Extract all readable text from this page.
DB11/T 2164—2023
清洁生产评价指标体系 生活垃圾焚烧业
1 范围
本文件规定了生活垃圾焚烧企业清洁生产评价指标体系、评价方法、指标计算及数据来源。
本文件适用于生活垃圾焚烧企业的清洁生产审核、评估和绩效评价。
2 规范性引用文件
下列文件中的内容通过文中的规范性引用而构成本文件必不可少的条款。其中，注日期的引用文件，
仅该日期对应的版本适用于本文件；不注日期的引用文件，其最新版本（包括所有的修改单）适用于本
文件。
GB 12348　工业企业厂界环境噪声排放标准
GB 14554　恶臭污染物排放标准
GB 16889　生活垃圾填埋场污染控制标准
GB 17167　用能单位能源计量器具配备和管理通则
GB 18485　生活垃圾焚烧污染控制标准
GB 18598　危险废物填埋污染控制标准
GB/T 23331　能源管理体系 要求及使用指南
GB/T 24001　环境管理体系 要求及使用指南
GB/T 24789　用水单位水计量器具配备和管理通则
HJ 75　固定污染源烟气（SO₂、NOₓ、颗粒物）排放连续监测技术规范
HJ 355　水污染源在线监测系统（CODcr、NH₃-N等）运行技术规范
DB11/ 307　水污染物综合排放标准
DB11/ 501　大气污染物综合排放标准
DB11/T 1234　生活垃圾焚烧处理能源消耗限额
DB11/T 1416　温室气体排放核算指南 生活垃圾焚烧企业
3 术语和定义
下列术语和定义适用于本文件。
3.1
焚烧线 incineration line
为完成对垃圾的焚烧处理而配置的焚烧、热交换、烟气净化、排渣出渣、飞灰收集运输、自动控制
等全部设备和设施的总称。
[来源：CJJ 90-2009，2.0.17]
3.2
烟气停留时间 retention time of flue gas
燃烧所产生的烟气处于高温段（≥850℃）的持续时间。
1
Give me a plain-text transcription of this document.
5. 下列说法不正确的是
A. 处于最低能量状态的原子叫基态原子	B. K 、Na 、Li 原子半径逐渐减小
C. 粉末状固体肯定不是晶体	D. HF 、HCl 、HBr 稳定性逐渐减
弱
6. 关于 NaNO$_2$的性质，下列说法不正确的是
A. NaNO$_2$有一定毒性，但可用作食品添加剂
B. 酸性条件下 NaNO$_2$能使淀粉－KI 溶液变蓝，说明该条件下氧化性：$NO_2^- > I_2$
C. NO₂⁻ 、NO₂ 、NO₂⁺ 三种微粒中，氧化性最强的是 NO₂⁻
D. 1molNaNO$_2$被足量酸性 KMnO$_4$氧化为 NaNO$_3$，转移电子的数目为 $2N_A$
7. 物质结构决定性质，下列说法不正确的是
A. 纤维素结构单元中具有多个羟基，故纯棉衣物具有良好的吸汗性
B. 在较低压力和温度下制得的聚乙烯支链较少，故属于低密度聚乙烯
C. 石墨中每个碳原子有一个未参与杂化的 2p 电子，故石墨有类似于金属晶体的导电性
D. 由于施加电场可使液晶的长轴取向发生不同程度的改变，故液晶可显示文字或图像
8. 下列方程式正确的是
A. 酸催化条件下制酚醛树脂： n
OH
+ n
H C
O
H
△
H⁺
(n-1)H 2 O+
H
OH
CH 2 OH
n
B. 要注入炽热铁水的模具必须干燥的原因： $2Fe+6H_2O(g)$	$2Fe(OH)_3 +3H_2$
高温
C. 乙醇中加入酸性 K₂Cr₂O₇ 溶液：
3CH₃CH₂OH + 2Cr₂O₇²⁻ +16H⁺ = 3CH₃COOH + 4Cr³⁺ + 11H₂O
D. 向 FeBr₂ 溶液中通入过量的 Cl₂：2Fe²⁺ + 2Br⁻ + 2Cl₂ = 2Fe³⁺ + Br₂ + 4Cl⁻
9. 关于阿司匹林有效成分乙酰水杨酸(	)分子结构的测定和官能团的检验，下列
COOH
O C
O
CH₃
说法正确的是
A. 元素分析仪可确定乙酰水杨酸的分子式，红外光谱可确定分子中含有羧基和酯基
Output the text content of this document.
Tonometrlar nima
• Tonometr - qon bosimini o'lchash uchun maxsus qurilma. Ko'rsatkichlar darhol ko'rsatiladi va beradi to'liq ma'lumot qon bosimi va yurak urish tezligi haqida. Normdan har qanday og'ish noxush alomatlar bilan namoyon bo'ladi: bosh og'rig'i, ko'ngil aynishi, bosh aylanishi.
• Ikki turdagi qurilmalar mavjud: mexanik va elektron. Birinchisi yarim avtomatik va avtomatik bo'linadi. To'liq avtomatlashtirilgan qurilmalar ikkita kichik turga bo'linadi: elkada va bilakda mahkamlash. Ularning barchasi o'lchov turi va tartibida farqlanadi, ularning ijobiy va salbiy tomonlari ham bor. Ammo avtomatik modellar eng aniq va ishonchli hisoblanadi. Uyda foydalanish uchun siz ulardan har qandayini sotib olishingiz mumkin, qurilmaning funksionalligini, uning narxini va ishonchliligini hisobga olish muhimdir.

#### [TO DO]
Write out every entry above, word for word.

#### [SOLUTION FOR THIS EXERCISE]
Extract all readable text from this page.
DB11/T 2164—2023
清洁生产评价指标体系 生活垃圾焚烧业
1 范围
本文件规定了生活垃圾焚烧企业清洁生产评价指标体系、评价方法、指标计算及数据来源。
本文件适用于生活垃圾焚烧企业的清洁生产审核、评估和绩效评价。
2 规范性引用文件
下列文件中的内容通过文中的规范性引用而构成本文件必不可少的条款。其中，注日期的引用文件，
仅该日期对应的版本适用于本文件；不注日期的引用文件，其最新版本（包括所有的修改单）适用于本
文件。
GB 12348　工业企业厂界环境噪声排放标准
GB 14554　恶臭污染物排放标准
GB 16889　生活垃圾填埋场污染控制标准
GB 17167　用能单位能源计量器具配备和管理通则
GB 18485　生活垃圾焚烧污染控制标准
GB 18598　危险废物填埋污染控制标准
GB/T 23331　能源管理体系 要求及使用指南
GB/T 24001　环境管理体系 要求及使用指南
GB/T 24789　用水单位水计量器具配备和管理通则
HJ 75　固定污染源烟气（SO₂、NOₓ、颗粒物）排放连续监测技术规范
HJ 355　水污染源在线监测系统（CODcr、NH₃-N等）运行技术规范
DB11/ 307　水污染物综合排放标准
DB11/ 501　大气污染物综合排放标准
DB11/T 1234　生活垃圾焚烧处理能源消耗限额
DB11/T 1416　温室气体排放核算指南 生活垃圾焚烧企业
3 术语和定义
下列术语和定义适用于本文件。
3.1
焚烧线 incineration line
为完成对垃圾的焚烧处理而配置的焚烧、热交换、烟气净化、排渣出渣、飞灰收集运输、自动控制
等全部设备和设施的总称。
[来源：CJJ 90-2009，2.0.17]
3.2
烟气停留时间 retention time of flue gas
燃烧所产生的烟气处于高温段（≥850℃）的持续时间。
1
Give me a plain-text transcription of this document.
5. 下列说法不正确的是
A. 处于最低能量状态的原子叫基态原子	B. K 、Na 、Li 原子半径逐渐减小
C. 粉末状固体肯定不是晶体	D. HF 、HCl 、HBr 稳定性逐渐减
弱
6. 关于 NaNO$_2$的性质，下列说法不正确的是
A. NaNO$_2$有一定毒性，但可用作食品添加剂
B. 酸性条件下 NaNO$_2$能使淀粉－KI 溶液变蓝，说明该条件下氧化性：$NO_2^- > I_2$
C. NO₂⁻ 、NO₂ 、NO₂⁺ 三种微粒中，氧化性最强的是 NO₂⁻
D. 1molNaNO$_2$被足量酸性 KMnO$_4$氧化为 NaNO$_3$，转移电子的数目为 $2N_A$
7. 物质结构决定性质，下列说法不正确的是
A. 纤维素结构单元中具有多个羟基，故纯棉衣物具有良好的吸汗性
B. 在较低压力和温度下制得的聚乙烯支链较少，故属于低密度聚乙烯
C. 石墨中每个碳原子有一个未参与杂化的 2p 电子，故石墨有类似于金属晶体的导电性
D. 由于施加电场可使液晶的长轴取向发生不同程度的改变，故液晶可显示文字或图像
8. 下列方程式正确的是
A. 酸催化条件下制酚醛树脂： n
OH
+ n
H C
O
H
△
H⁺
(n-1)H 2 O+
H
OH
CH 2 OH
n
B. 要注入炽热铁水的模具必须干燥的原因： $2Fe+6H_2O(g)$	$2Fe(OH)_3 +3H_2$
高温
C. 乙醇中加入酸性 K₂Cr₂O₇ 溶液：
3CH₃CH₂OH + 2Cr₂O₇²⁻ +16H⁺ = 3CH₃COOH + 4Cr³⁺ + 11H₂O
D. 向 FeBr₂ 溶液中通入过量的 Cl₂：2Fe²⁺ + 2Br⁻ + 2Cl₂ = 2Fe³⁺ + Br₂ + 4Cl⁻
9. 关于阿司匹林有效成分乙酰水杨酸(	)分子结构的测定和官能团的检验，下列
COOH
O C
O
CH₃
说法正确的是
A. 元素分析仪可确定乙酰水杨酸的分子式，红外光谱可确定分子中含有羧基和酯基
Output the text content of this document.
Tonometrlar nima
• Tonometr - qon bosimini o'lchash uchun maxsus qurilma. Ko'rsatkichlar darhol ko'rsatiladi va beradi to'liq ma'lumot qon bosimi va yurak urish tezligi haqida. Normdan har qanday og'ish noxush alomatlar bilan namoyon bo'ladi: bosh og'rig'i, ko'ngil aynishi, bosh aylanishi.
• Ikki turdagi qurilmalar mavjud: mexanik va elektron. Birinchisi yarim avtomatik va avtomatik bo'linadi. To'liq avtomatlashtirilgan qurilmalar ikkita kichik turga bo'linadi: elkada va bilakda mahkamlash. Ularning barchasi o'lchov turi va tartibida farqlanadi, ularning ijobiy va salbiy tomonlari ham bor. Ammo avtomatik modellar eng aniq va ishonchli hisoblanadi. Uyda foydalanish uchun siz ulardan har qandayini sotib olishingiz mumkin, qurilmaning funksionalligini, uning narxini va ishonchliligini hisobga olish muhimdir.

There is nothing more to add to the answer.